─── Exercise inputs
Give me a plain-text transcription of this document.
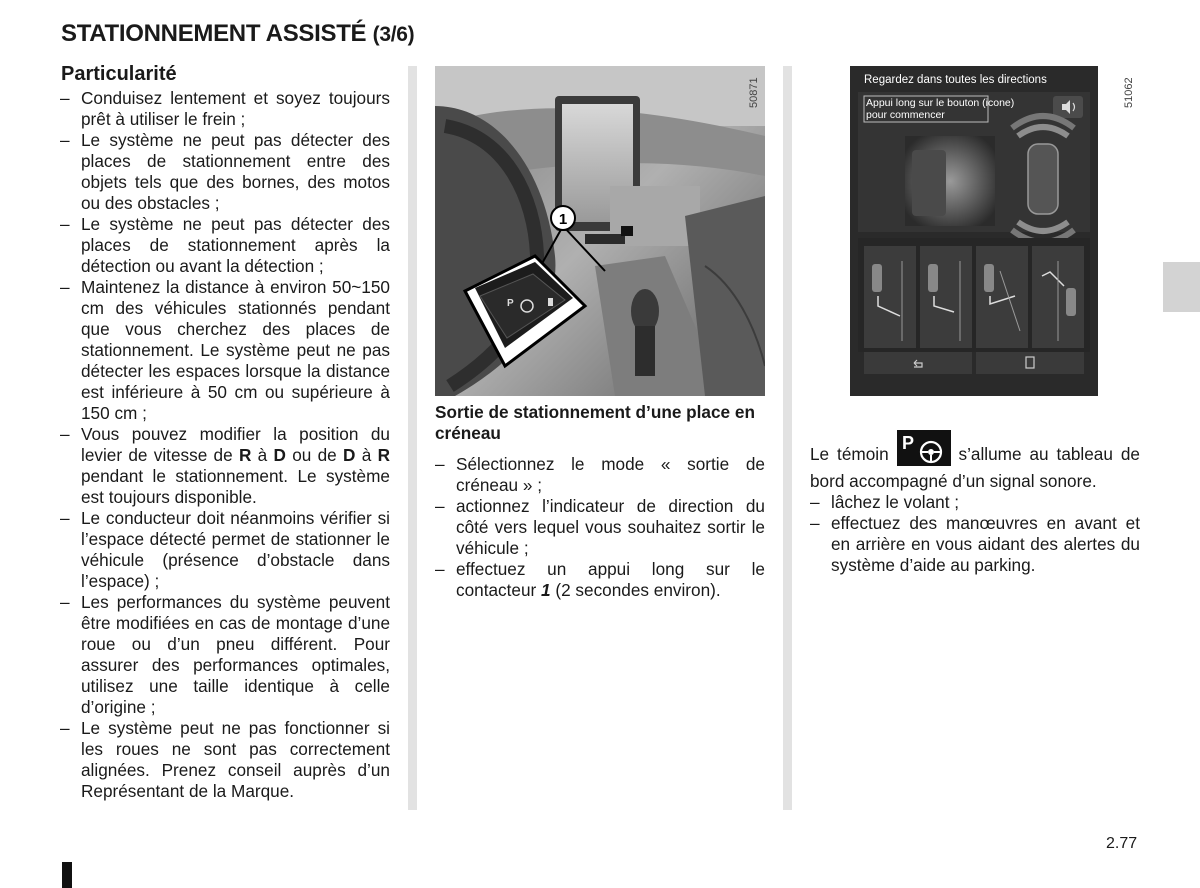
STATIONNEMENT ASSISTÉ (3/6)
Particularité
– Conduisez lentement et soyez toujours prêt à utiliser le frein ;
– Le système ne peut pas détecter des places de stationnement entre des objets tels que des bornes, des motos ou des obstacles ;
– Le système ne peut pas détecter des places de stationnement après la détection ou avant la détection ;
– Maintenez la distance à environ 50~150 cm des véhicules stationnés pendant que vous cherchez des places de stationnement. Le système peut ne pas détecter les espaces lorsque la distance est inférieure à 50 cm ou supérieure à 150 cm ;
– Vous pouvez modifier la position du levier de vitesse de R à D ou de D à R pendant le stationnement. Le système est toujours disponible.
– Le conducteur doit néanmoins vérifier si l’espace détecté permet de stationner le véhicule (présence d’obstacle dans l’espace) ;
– Les performances du système peuvent être modifiées en cas de montage d’une roue ou d’un pneu différent. Pour assurer des performances optimales, utilisez une taille identique à celle d’origine ;
– Le système peut ne pas fonctionner si les roues ne sont pas correctement alignées. Prenez conseil auprès d’un Représentant de la Marque.
P
1
50871

Sortie de stationnement d’une place en créneau

– Sélectionnez le mode « sortie de créneau » ;
– actionnez l’indicateur de direction du côté vers lequel vous souhaitez sortir le véhicule ;
– effectuez un appui long sur le contacteur 1 (2 secondes environ).
Regardez dans toutes les directions
Appui long sur le bouton (icone)
pour commencer
51062
Le témoin
P
s’allume au tableau de bord accompagné d’un signal sonore.
– lâchez le volant ;
– effectuez des manœuvres en avant et en arrière en vous aidant des alertes du système d’aide au parking.
2.77
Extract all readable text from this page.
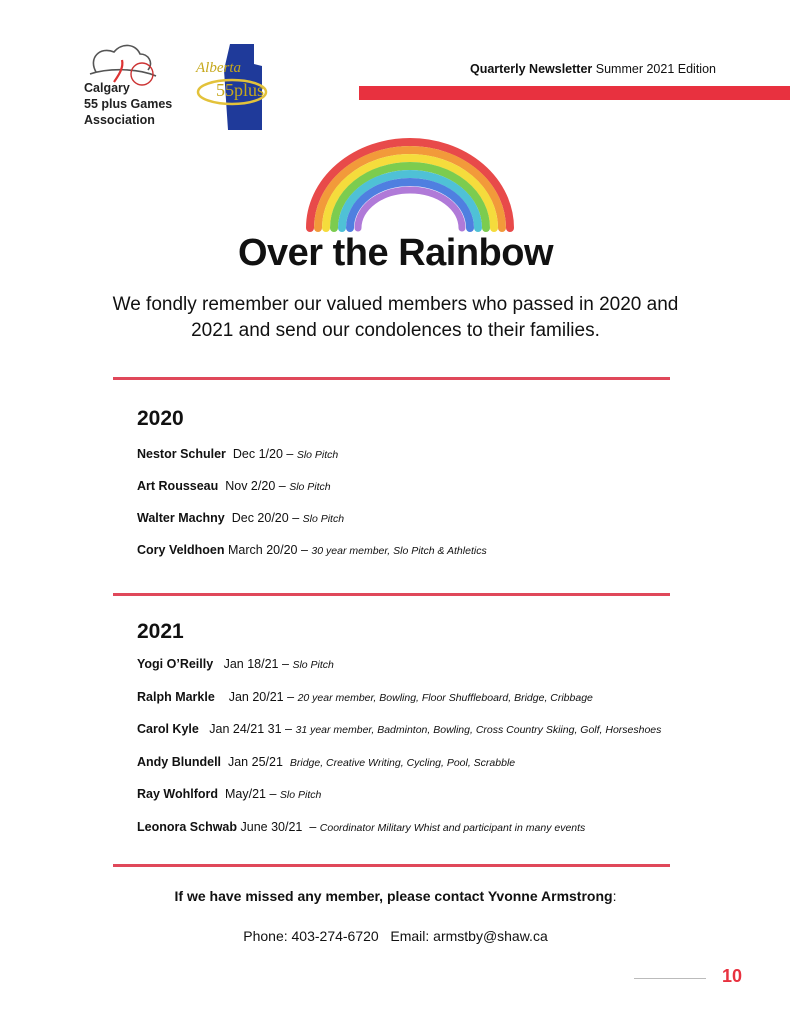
Calgary
55 plus Games
Association
Alberta
55plus
Quarterly Newsletter Summer 2021 Edition
Over the Rainbow
We fondly remember our valued members who passed in 2020 and 2021 and send our condolences to their families.
2020
Nestor Schuler Dec 1/20 – Slo Pitch
Art Rousseau Nov 2/20 – Slo Pitch
Walter Machny Dec 20/20 – Slo Pitch
Cory Veldhoen March 20/20 – 30 year member, Slo Pitch & Athletics
2021
Yogi O’Reilly Jan 18/21 – Slo Pitch
Ralph Markle Jan 20/21 – 20 year member, Bowling, Floor Shuffleboard, Bridge, Cribbage
Carol Kyle Jan 24/21 31 – 31 year member, Badminton, Bowling, Cross Country Skiing, Golf, Horseshoes
Andy Blundell Jan 25/21 Bridge, Creative Writing, Cycling, Pool, Scrabble
Ray Wohlford May/21 – Slo Pitch
Leonora Schwab June 30/21 – Coordinator Military Whist and participant in many events
If we have missed any member, please contact Yvonne Armstrong:
Phone: 403-274-6720   Email: armstby@shaw.ca
10
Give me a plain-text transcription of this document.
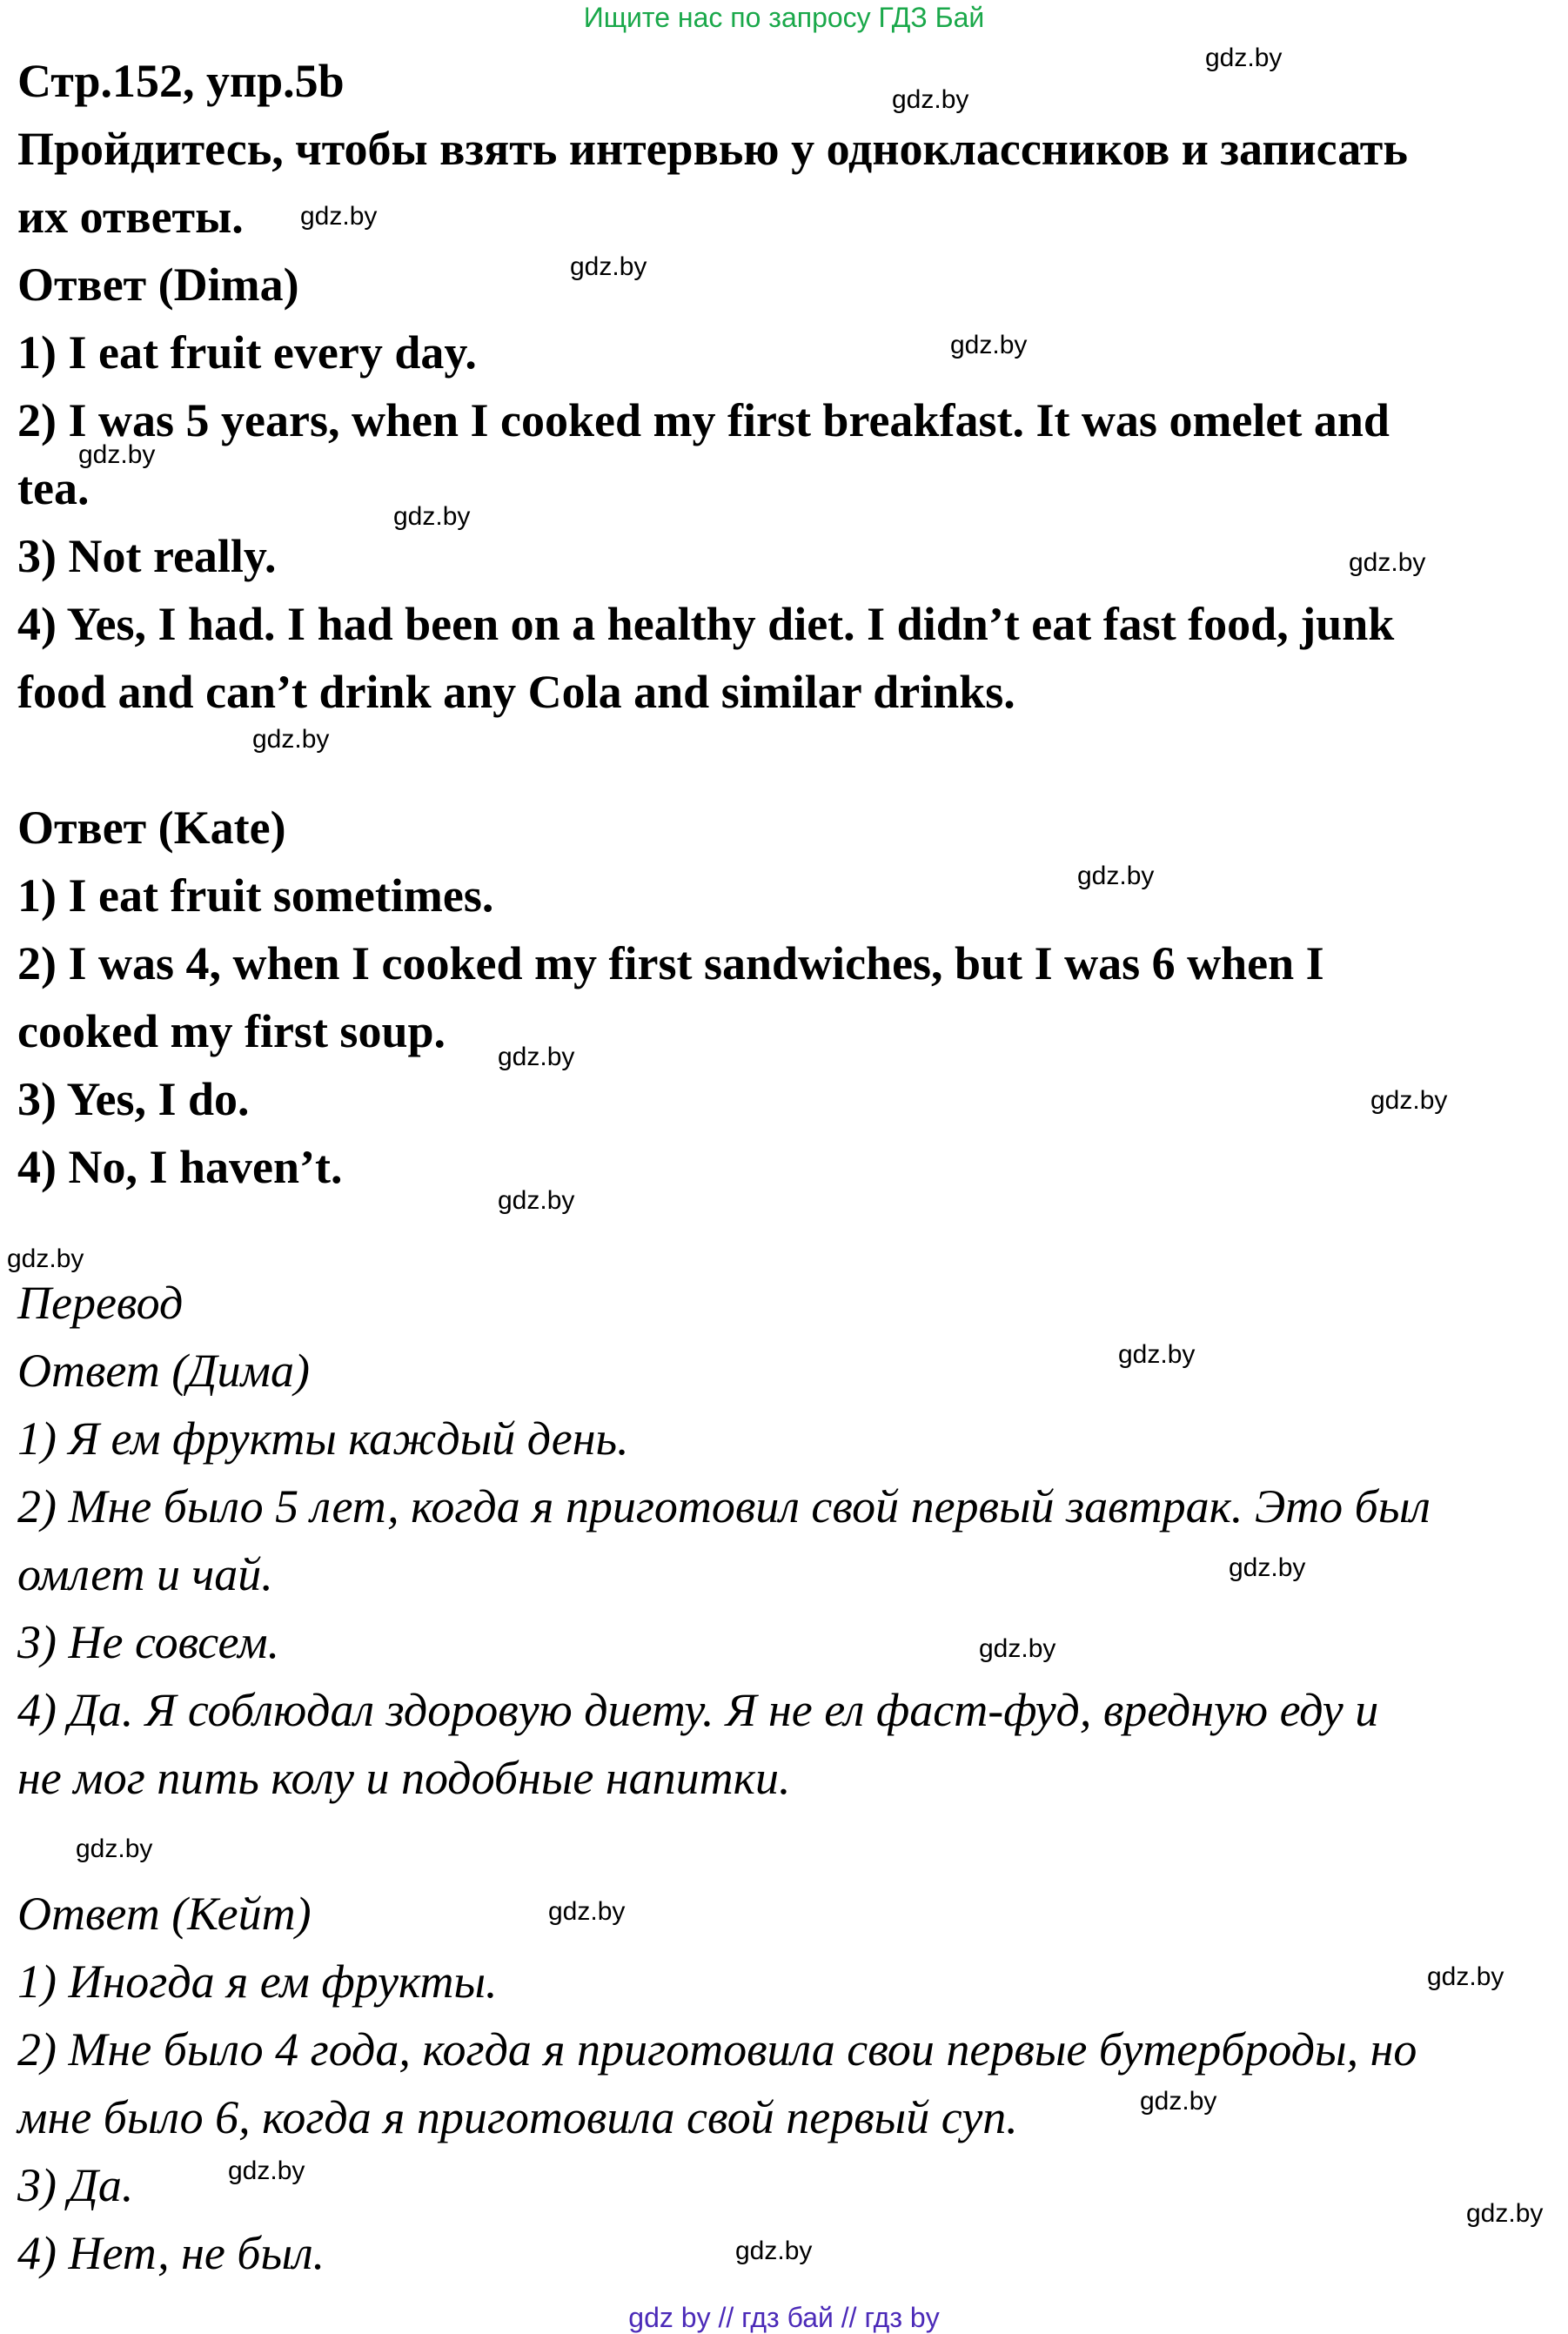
Ищите нас по запросу ГДЗ Бай
Стр.152, упр.5b
Пройдитесь, чтобы взять интервью у одноклассников и записать
их ответы.
Ответ (Dima)
1) I eat fruit every day.
2) I was 5 years, when I cooked my first breakfast. It was omelet and
tea.
3) Not really.
4) Yes, I had. I had been on a healthy diet. I didn’t eat fast food, junk
food and can’t drink any Cola and similar drinks.
Ответ (Kate)
1) I eat fruit sometimes.
2) I was 4, when I cooked my first sandwiches, but I was 6 when I
cooked my first soup.
3) Yes, I do.
4) No, I haven’t.
Перевод
Ответ (Дима)
1) Я ем фрукты каждый день.
2) Мне было 5 лет, когда я приготовил свой первый завтрак. Это был
омлет и чай.
3) Не совсем.
4) Да. Я соблюдал здоровую диету. Я не ел фаст-фуд, вредную еду и
не мог пить колу и подобные напитки.
Ответ (Кейт)
1) Иногда я ем фрукты.
2) Мне было 4 года, когда я приготовила свои первые бутерброды, но
мне было 6, когда я приготовила свой первый суп.
3) Да.
4) Нет, не был.
gdz.by
gdz.by
gdz.by
gdz.by
gdz.by
gdz.by
gdz.by
gdz.by
gdz.by
gdz.by
gdz.by
gdz.by
gdz.by
gdz.by
gdz.by
gdz.by
gdz.by
gdz.by
gdz.by
gdz.by
gdz.by
gdz.by
gdz.by
gdz.by
gdz by // гдз бай // гдз by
──────
_Given request_
Answer only with how many lines in the records include "первый".

_Solution for this exercise_
2